-- Start of Material --

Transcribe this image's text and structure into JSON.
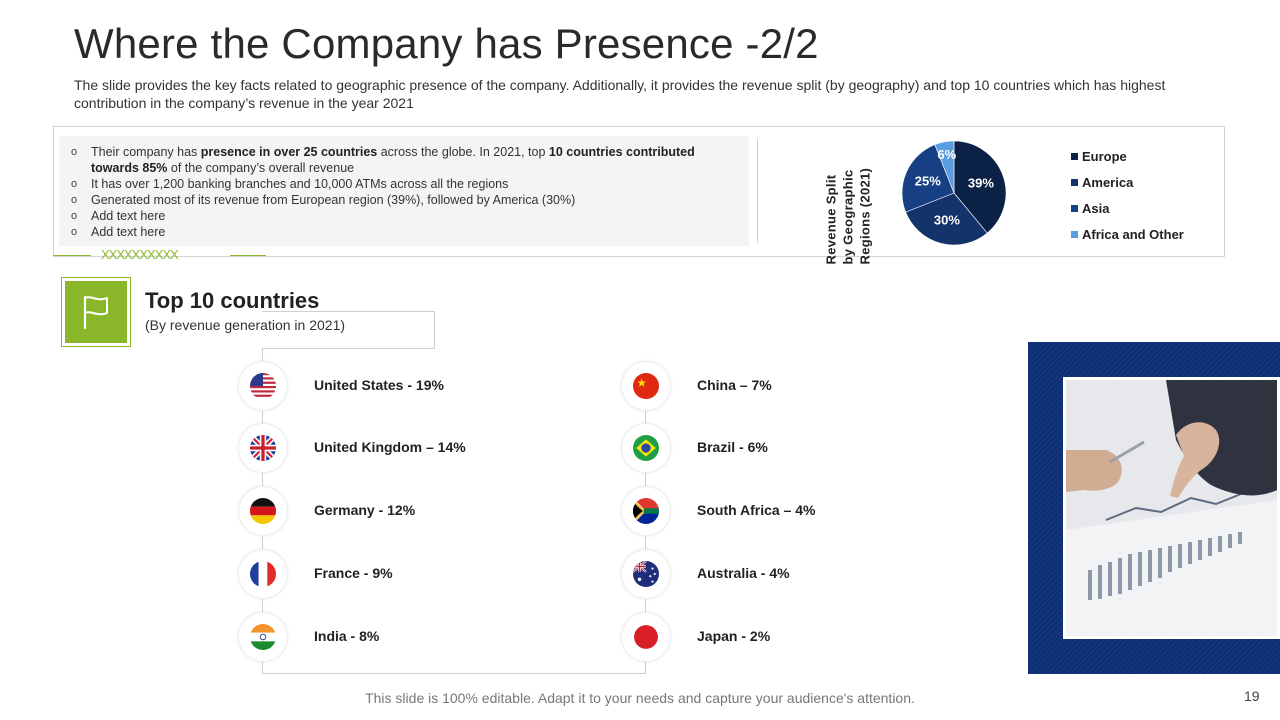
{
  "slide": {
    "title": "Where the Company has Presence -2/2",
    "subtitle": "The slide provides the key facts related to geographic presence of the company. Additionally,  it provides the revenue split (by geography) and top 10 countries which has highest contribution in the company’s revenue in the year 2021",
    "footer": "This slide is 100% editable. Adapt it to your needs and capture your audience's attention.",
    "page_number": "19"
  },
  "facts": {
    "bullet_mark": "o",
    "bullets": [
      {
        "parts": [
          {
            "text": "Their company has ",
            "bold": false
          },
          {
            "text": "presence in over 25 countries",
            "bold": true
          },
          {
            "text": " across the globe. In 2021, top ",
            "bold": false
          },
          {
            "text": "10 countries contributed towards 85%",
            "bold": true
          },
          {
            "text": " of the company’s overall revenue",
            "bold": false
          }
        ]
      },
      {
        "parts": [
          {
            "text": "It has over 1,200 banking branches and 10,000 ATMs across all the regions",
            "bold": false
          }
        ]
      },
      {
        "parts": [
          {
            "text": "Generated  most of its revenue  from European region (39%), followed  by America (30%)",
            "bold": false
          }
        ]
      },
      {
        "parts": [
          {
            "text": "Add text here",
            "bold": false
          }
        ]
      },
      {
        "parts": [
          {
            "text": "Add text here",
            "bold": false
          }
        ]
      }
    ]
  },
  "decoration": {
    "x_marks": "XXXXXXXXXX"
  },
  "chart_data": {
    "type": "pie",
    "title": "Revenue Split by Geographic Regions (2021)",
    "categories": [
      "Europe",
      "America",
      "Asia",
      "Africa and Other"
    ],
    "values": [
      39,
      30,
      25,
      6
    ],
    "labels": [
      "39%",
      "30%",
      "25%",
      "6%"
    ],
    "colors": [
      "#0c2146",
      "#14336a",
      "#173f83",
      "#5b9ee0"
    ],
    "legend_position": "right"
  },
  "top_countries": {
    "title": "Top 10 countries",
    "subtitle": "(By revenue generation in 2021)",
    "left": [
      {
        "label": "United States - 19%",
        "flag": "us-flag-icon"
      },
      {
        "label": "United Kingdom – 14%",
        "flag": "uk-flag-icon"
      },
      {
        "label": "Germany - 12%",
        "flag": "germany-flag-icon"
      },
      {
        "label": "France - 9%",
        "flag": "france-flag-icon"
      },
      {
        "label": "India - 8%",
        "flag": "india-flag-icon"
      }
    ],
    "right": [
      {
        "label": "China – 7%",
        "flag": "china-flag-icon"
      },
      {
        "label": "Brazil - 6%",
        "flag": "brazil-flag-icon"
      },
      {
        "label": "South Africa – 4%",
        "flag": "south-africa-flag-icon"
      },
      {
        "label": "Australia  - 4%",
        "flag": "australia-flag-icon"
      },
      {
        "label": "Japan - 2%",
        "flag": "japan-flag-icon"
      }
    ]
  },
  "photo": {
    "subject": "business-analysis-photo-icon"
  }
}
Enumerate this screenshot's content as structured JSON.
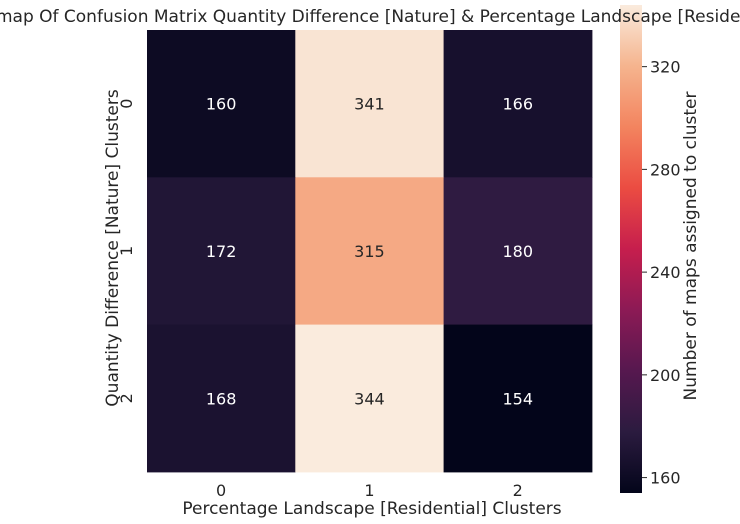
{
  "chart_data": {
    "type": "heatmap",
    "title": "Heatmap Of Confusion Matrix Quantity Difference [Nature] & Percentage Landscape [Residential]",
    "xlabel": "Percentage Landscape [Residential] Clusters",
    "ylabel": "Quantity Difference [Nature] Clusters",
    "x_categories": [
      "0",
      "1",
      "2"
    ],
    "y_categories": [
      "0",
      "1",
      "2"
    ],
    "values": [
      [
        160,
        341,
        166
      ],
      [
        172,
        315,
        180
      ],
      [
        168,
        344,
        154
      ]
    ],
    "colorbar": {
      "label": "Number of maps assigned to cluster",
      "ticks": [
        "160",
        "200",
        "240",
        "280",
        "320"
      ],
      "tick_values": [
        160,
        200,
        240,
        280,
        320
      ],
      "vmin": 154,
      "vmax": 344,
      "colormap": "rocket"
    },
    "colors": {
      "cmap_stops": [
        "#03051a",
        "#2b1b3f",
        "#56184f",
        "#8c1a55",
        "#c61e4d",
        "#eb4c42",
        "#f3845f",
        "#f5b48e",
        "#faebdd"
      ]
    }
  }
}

-- End of Material --

Write the records out again in full, exactly, and skip every picture.

Transcribe this image's text and structure into JSON.
{
  "slide": {
    "title": "Where the Company has Presence -2/2",
    "subtitle": "The slide provides the key facts related to geographic presence of the company. Additionally,  it provides the revenue split (by geography) and top 10 countries which has highest contribution in the company’s revenue in the year 2021",
    "footer": "This slide is 100% editable. Adapt it to your needs and capture your audience's attention.",
    "page_number": "19"
  },
  "facts": {
    "bullet_mark": "o",
    "bullets": [
      {
        "parts": [
          {
            "text": "Their company has ",
            "bold": false
          },
          {
            "text": "presence in over 25 countries",
            "bold": true
          },
          {
            "text": " across the globe. In 2021, top ",
            "bold": false
          },
          {
            "text": "10 countries contributed towards 85%",
            "bold": true
          },
          {
            "text": " of the company’s overall revenue",
            "bold": false
          }
        ]
      },
      {
        "parts": [
          {
            "text": "It has over 1,200 banking branches and 10,000 ATMs across all the regions",
            "bold": false
          }
        ]
      },
      {
        "parts": [
          {
            "text": "Generated  most of its revenue  from European region (39%), followed  by America (30%)",
            "bold": false
          }
        ]
      },
      {
        "parts": [
          {
            "text": "Add text here",
            "bold": false
          }
        ]
      },
      {
        "parts": [
          {
            "text": "Add text here",
            "bold": false
          }
        ]
      }
    ]
  },
  "decoration": {
    "x_marks": "XXXXXXXXXX"
  },
  "chart_data": {
    "type": "pie",
    "title": "Revenue Split by Geographic Regions (2021)",
    "categories": [
      "Europe",
      "America",
      "Asia",
      "Africa and Other"
    ],
    "values": [
      39,
      30,
      25,
      6
    ],
    "labels": [
      "39%",
      "30%",
      "25%",
      "6%"
    ],
    "colors": [
      "#0c2146",
      "#14336a",
      "#173f83",
      "#5b9ee0"
    ],
    "legend_position": "right"
  },
  "top_countries": {
    "title": "Top 10 countries",
    "subtitle": "(By revenue generation in 2021)",
    "left": [
      {
        "label": "United States - 19%",
        "flag": "us-flag-icon"
      },
      {
        "label": "United Kingdom – 14%",
        "flag": "uk-flag-icon"
      },
      {
        "label": "Germany - 12%",
        "flag": "germany-flag-icon"
      },
      {
        "label": "France - 9%",
        "flag": "france-flag-icon"
      },
      {
        "label": "India - 8%",
        "flag": "india-flag-icon"
      }
    ],
    "right": [
      {
        "label": "China – 7%",
        "flag": "china-flag-icon"
      },
      {
        "label": "Brazil - 6%",
        "flag": "brazil-flag-icon"
      },
      {
        "label": "South Africa – 4%",
        "flag": "south-africa-flag-icon"
      },
      {
        "label": "Australia  - 4%",
        "flag": "australia-flag-icon"
      },
      {
        "label": "Japan - 2%",
        "flag": "japan-flag-icon"
      }
    ]
  },
  "photo": {
    "subject": "business-analysis-photo-icon"
  }
}
Enumerate this screenshot's content as structured JSON.
{
  "chart_data": {
    "type": "heatmap",
    "title": "Heatmap Of Confusion Matrix Quantity Difference [Nature] & Percentage Landscape [Residential]",
    "xlabel": "Percentage Landscape [Residential] Clusters",
    "ylabel": "Quantity Difference [Nature] Clusters",
    "x_categories": [
      "0",
      "1",
      "2"
    ],
    "y_categories": [
      "0",
      "1",
      "2"
    ],
    "values": [
      [
        160,
        341,
        166
      ],
      [
        172,
        315,
        180
      ],
      [
        168,
        344,
        154
      ]
    ],
    "colorbar": {
      "label": "Number of maps assigned to cluster",
      "ticks": [
        "160",
        "200",
        "240",
        "280",
        "320"
      ],
      "tick_values": [
        160,
        200,
        240,
        280,
        320
      ],
      "vmin": 154,
      "vmax": 344,
      "colormap": "rocket"
    },
    "colors": {
      "cmap_stops": [
        "#03051a",
        "#2b1b3f",
        "#56184f",
        "#8c1a55",
        "#c61e4d",
        "#eb4c42",
        "#f3845f",
        "#f5b48e",
        "#faebdd"
      ]
    }
  }
}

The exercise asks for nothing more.